:: Material for this task ::
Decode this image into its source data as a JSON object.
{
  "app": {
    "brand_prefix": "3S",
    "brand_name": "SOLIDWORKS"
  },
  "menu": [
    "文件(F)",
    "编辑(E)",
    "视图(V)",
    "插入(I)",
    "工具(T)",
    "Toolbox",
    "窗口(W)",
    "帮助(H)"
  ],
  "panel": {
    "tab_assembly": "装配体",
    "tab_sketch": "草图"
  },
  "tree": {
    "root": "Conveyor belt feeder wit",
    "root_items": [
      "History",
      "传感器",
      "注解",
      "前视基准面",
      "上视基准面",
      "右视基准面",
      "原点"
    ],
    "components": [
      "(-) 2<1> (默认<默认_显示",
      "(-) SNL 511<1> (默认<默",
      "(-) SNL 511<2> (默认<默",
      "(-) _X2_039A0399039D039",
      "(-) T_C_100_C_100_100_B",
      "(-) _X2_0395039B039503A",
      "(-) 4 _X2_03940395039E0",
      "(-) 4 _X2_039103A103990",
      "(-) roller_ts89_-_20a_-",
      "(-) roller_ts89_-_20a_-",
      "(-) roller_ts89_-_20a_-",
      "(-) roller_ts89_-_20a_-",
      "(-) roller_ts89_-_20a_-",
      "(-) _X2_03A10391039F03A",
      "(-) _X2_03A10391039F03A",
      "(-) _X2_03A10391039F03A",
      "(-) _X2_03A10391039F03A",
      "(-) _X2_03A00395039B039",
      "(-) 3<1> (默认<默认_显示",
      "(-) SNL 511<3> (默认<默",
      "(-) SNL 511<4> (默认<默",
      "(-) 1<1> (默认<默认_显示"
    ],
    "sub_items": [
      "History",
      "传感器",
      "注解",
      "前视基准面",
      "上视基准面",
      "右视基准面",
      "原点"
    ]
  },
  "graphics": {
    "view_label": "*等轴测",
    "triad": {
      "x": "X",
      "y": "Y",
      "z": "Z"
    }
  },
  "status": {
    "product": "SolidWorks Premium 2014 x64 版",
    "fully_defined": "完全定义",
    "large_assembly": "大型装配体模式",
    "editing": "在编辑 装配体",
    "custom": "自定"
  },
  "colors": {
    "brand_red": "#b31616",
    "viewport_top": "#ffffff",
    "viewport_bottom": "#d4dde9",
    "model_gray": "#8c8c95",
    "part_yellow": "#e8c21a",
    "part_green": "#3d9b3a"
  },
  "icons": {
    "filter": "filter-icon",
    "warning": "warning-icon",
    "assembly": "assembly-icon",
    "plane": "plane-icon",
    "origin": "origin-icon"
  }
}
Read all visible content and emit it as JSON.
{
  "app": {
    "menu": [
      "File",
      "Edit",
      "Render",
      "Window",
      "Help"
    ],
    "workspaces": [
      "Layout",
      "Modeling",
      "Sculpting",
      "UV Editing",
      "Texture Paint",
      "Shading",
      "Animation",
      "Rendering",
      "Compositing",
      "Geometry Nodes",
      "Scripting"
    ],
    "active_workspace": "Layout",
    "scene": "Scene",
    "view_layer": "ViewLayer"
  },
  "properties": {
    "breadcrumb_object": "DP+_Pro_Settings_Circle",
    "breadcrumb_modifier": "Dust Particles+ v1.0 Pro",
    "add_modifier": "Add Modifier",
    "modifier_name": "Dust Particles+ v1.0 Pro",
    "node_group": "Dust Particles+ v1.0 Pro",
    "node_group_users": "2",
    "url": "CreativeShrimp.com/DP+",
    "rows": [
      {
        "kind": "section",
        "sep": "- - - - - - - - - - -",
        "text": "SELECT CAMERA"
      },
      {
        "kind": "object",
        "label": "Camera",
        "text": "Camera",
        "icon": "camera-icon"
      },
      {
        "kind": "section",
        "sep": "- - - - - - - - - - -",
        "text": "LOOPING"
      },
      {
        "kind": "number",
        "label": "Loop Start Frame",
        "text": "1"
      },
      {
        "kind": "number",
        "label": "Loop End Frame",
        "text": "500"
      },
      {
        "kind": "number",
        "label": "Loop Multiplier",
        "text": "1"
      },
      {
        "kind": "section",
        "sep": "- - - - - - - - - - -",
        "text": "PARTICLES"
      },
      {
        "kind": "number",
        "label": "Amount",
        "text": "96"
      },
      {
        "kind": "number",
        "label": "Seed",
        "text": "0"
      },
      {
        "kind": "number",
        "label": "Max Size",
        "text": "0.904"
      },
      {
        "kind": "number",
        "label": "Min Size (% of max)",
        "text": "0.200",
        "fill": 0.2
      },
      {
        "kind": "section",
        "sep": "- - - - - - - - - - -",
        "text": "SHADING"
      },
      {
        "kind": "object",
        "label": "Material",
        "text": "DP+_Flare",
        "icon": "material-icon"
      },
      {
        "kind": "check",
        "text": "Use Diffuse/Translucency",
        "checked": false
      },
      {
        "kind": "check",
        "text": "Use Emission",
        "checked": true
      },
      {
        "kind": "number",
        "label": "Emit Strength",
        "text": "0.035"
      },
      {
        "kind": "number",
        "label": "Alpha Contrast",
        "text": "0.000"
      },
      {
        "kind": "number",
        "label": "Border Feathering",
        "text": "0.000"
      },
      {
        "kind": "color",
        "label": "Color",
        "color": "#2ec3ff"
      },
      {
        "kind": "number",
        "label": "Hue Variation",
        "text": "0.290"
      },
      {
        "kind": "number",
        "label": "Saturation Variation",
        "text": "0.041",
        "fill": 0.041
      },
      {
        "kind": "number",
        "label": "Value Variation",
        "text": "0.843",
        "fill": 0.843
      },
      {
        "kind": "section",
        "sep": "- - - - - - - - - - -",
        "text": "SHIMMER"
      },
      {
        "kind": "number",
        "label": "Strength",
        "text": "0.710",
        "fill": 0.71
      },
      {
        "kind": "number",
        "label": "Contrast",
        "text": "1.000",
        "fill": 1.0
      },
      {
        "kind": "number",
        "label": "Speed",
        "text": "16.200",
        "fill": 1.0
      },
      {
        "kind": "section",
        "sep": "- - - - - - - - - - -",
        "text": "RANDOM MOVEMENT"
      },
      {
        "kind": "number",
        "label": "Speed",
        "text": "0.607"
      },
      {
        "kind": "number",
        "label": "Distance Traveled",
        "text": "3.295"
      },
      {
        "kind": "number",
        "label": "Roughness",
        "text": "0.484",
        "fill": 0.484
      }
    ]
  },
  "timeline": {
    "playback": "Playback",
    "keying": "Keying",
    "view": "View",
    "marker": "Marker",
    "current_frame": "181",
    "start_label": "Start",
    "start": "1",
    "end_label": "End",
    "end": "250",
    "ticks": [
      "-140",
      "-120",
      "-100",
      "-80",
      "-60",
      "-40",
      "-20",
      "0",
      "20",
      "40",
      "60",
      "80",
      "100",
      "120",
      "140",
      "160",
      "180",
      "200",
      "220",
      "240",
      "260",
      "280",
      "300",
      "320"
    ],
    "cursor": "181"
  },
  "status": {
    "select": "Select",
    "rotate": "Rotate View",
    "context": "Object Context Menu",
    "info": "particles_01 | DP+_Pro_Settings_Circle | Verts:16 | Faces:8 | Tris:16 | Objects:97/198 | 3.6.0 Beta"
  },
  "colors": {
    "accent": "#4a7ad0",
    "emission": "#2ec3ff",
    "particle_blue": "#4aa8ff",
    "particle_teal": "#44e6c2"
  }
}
:::
Print the whole listing again, exactly.

• **Response**:
Decode this image into its source data as a JSON object.
{
  "app": {
    "brand_prefix": "3S",
    "brand_name": "SOLIDWORKS"
  },
  "menu": [
    "文件(F)",
    "编辑(E)",
    "视图(V)",
    "插入(I)",
    "工具(T)",
    "Toolbox",
    "窗口(W)",
    "帮助(H)"
  ],
  "panel": {
    "tab_assembly": "装配体",
    "tab_sketch": "草图"
  },
  "tree": {
    "root": "Conveyor belt feeder wit",
    "root_items": [
      "History",
      "传感器",
      "注解",
      "前视基准面",
      "上视基准面",
      "右视基准面",
      "原点"
    ],
    "components": [
      "(-) 2<1> (默认<默认_显示",
      "(-) SNL 511<1> (默认<默",
      "(-) SNL 511<2> (默认<默",
      "(-) _X2_039A0399039D039",
      "(-) T_C_100_C_100_100_B",
      "(-) _X2_0395039B039503A",
      "(-) 4 _X2_03940395039E0",
      "(-) 4 _X2_039103A103990",
      "(-) roller_ts89_-_20a_-",
      "(-) roller_ts89_-_20a_-",
      "(-) roller_ts89_-_20a_-",
      "(-) roller_ts89_-_20a_-",
      "(-) roller_ts89_-_20a_-",
      "(-) _X2_03A10391039F03A",
      "(-) _X2_03A10391039F03A",
      "(-) _X2_03A10391039F03A",
      "(-) _X2_03A10391039F03A",
      "(-) _X2_03A00395039B039",
      "(-) 3<1> (默认<默认_显示",
      "(-) SNL 511<3> (默认<默",
      "(-) SNL 511<4> (默认<默",
      "(-) 1<1> (默认<默认_显示"
    ],
    "sub_items": [
      "History",
      "传感器",
      "注解",
      "前视基准面",
      "上视基准面",
      "右视基准面",
      "原点"
    ]
  },
  "graphics": {
    "view_label": "*等轴测",
    "triad": {
      "x": "X",
      "y": "Y",
      "z": "Z"
    }
  },
  "status": {
    "product": "SolidWorks Premium 2014 x64 版",
    "fully_defined": "完全定义",
    "large_assembly": "大型装配体模式",
    "editing": "在编辑 装配体",
    "custom": "自定"
  },
  "colors": {
    "brand_red": "#b31616",
    "viewport_top": "#ffffff",
    "viewport_bottom": "#d4dde9",
    "model_gray": "#8c8c95",
    "part_yellow": "#e8c21a",
    "part_green": "#3d9b3a"
  },
  "icons": {
    "filter": "filter-icon",
    "warning": "warning-icon",
    "assembly": "assembly-icon",
    "plane": "plane-icon",
    "origin": "origin-icon"
  }
}
Read all visible content and emit it as JSON.
{
  "app": {
    "menu": [
      "File",
      "Edit",
      "Render",
      "Window",
      "Help"
    ],
    "workspaces": [
      "Layout",
      "Modeling",
      "Sculpting",
      "UV Editing",
      "Texture Paint",
      "Shading",
      "Animation",
      "Rendering",
      "Compositing",
      "Geometry Nodes",
      "Scripting"
    ],
    "active_workspace": "Layout",
    "scene": "Scene",
    "view_layer": "ViewLayer"
  },
  "properties": {
    "breadcrumb_object": "DP+_Pro_Settings_Circle",
    "breadcrumb_modifier": "Dust Particles+ v1.0 Pro",
    "add_modifier": "Add Modifier",
    "modifier_name": "Dust Particles+ v1.0 Pro",
    "node_group": "Dust Particles+ v1.0 Pro",
    "node_group_users": "2",
    "url": "CreativeShrimp.com/DP+",
    "rows": [
      {
        "kind": "section",
        "sep": "- - - - - - - - - - -",
        "text": "SELECT CAMERA"
      },
      {
        "kind": "object",
        "label": "Camera",
        "text": "Camera",
        "icon": "camera-icon"
      },
      {
        "kind": "section",
        "sep": "- - - - - - - - - - -",
        "text": "LOOPING"
      },
      {
        "kind": "number",
        "label": "Loop Start Frame",
        "text": "1"
      },
      {
        "kind": "number",
        "label": "Loop End Frame",
        "text": "500"
      },
      {
        "kind": "number",
        "label": "Loop Multiplier",
        "text": "1"
      },
      {
        "kind": "section",
        "sep": "- - - - - - - - - - -",
        "text": "PARTICLES"
      },
      {
        "kind": "number",
        "label": "Amount",
        "text": "96"
      },
      {
        "kind": "number",
        "label": "Seed",
        "text": "0"
      },
      {
        "kind": "number",
        "label": "Max Size",
        "text": "0.904"
      },
      {
        "kind": "number",
        "label": "Min Size (% of max)",
        "text": "0.200",
        "fill": 0.2
      },
      {
        "kind": "section",
        "sep": "- - - - - - - - - - -",
        "text": "SHADING"
      },
      {
        "kind": "object",
        "label": "Material",
        "text": "DP+_Flare",
        "icon": "material-icon"
      },
      {
        "kind": "check",
        "text": "Use Diffuse/Translucency",
        "checked": false
      },
      {
        "kind": "check",
        "text": "Use Emission",
        "checked": true
      },
      {
        "kind": "number",
        "label": "Emit Strength",
        "text": "0.035"
      },
      {
        "kind": "number",
        "label": "Alpha Contrast",
        "text": "0.000"
      },
      {
        "kind": "number",
        "label": "Border Feathering",
        "text": "0.000"
      },
      {
        "kind": "color",
        "label": "Color",
        "color": "#2ec3ff"
      },
      {
        "kind": "number",
        "label": "Hue Variation",
        "text": "0.290"
      },
      {
        "kind": "number",
        "label": "Saturation Variation",
        "text": "0.041",
        "fill": 0.041
      },
      {
        "kind": "number",
        "label": "Value Variation",
        "text": "0.843",
        "fill": 0.843
      },
      {
        "kind": "section",
        "sep": "- - - - - - - - - - -",
        "text": "SHIMMER"
      },
      {
        "kind": "number",
        "label": "Strength",
        "text": "0.710",
        "fill": 0.71
      },
      {
        "kind": "number",
        "label": "Contrast",
        "text": "1.000",
        "fill": 1.0
      },
      {
        "kind": "number",
        "label": "Speed",
        "text": "16.200",
        "fill": 1.0
      },
      {
        "kind": "section",
        "sep": "- - - - - - - - - - -",
        "text": "RANDOM MOVEMENT"
      },
      {
        "kind": "number",
        "label": "Speed",
        "text": "0.607"
      },
      {
        "kind": "number",
        "label": "Distance Traveled",
        "text": "3.295"
      },
      {
        "kind": "number",
        "label": "Roughness",
        "text": "0.484",
        "fill": 0.484
      }
    ]
  },
  "timeline": {
    "playback": "Playback",
    "keying": "Keying",
    "view": "View",
    "marker": "Marker",
    "current_frame": "181",
    "start_label": "Start",
    "start": "1",
    "end_label": "End",
    "end": "250",
    "ticks": [
      "-140",
      "-120",
      "-100",
      "-80",
      "-60",
      "-40",
      "-20",
      "0",
      "20",
      "40",
      "60",
      "80",
      "100",
      "120",
      "140",
      "160",
      "180",
      "200",
      "220",
      "240",
      "260",
      "280",
      "300",
      "320"
    ],
    "cursor": "181"
  },
  "status": {
    "select": "Select",
    "rotate": "Rotate View",
    "context": "Object Context Menu",
    "info": "particles_01 | DP+_Pro_Settings_Circle | Verts:16 | Faces:8 | Tris:16 | Objects:97/198 | 3.6.0 Beta"
  },
  "colors": {
    "accent": "#4a7ad0",
    "emission": "#2ec3ff",
    "particle_blue": "#4aa8ff",
    "particle_teal": "#44e6c2"
  }
}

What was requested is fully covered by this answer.